*Task statement*
Return every line below in which "Sivaji" appears.

*Provided records*
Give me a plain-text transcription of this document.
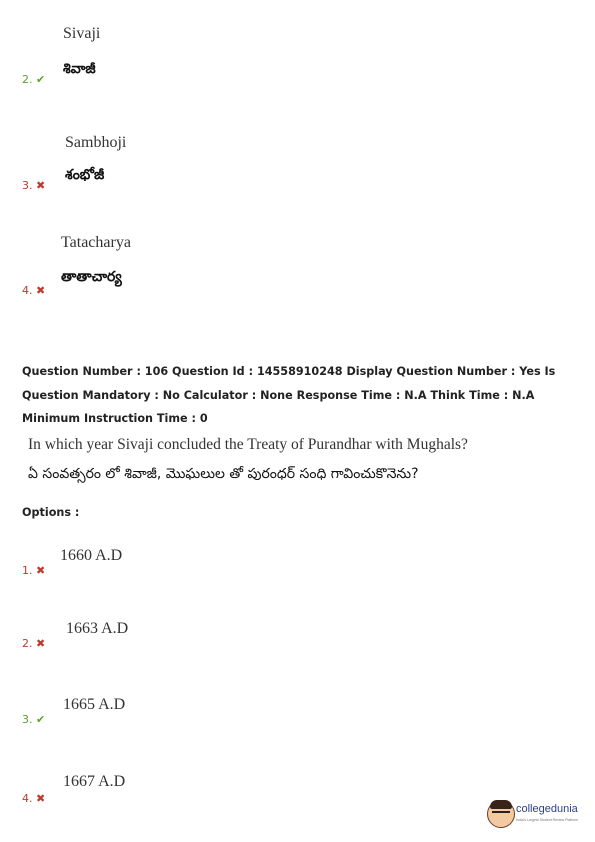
Sivaji
శివాజీ
2. ✔
Sambhoji
శంభోజీ
3. ✖
Tatacharya
తాతాచార్య
4. ✖
Question Number : 106 Question Id : 14558910248 Display Question Number : Yes Is Question Mandatory : No Calculator : None Response Time : N.A Think Time : N.A Minimum Instruction Time : 0
In which year Sivaji concluded the Treaty of Purandhar with Mughals?
ఏ సంవత్సరం లో శివాజీ, మొఘలుల తో పురంధర్ సంధి గావించుకొనెను?
Options :
1660 A.D
1. ✖
1663 A.D
2. ✖
1665 A.D
3. ✔
1667 A.D
4. ✖
collegedunia
India's Largest Student Review Platform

*Output of the exercise*
Sivaji
In which year Sivaji concluded the Treaty of Purandhar with Mughals?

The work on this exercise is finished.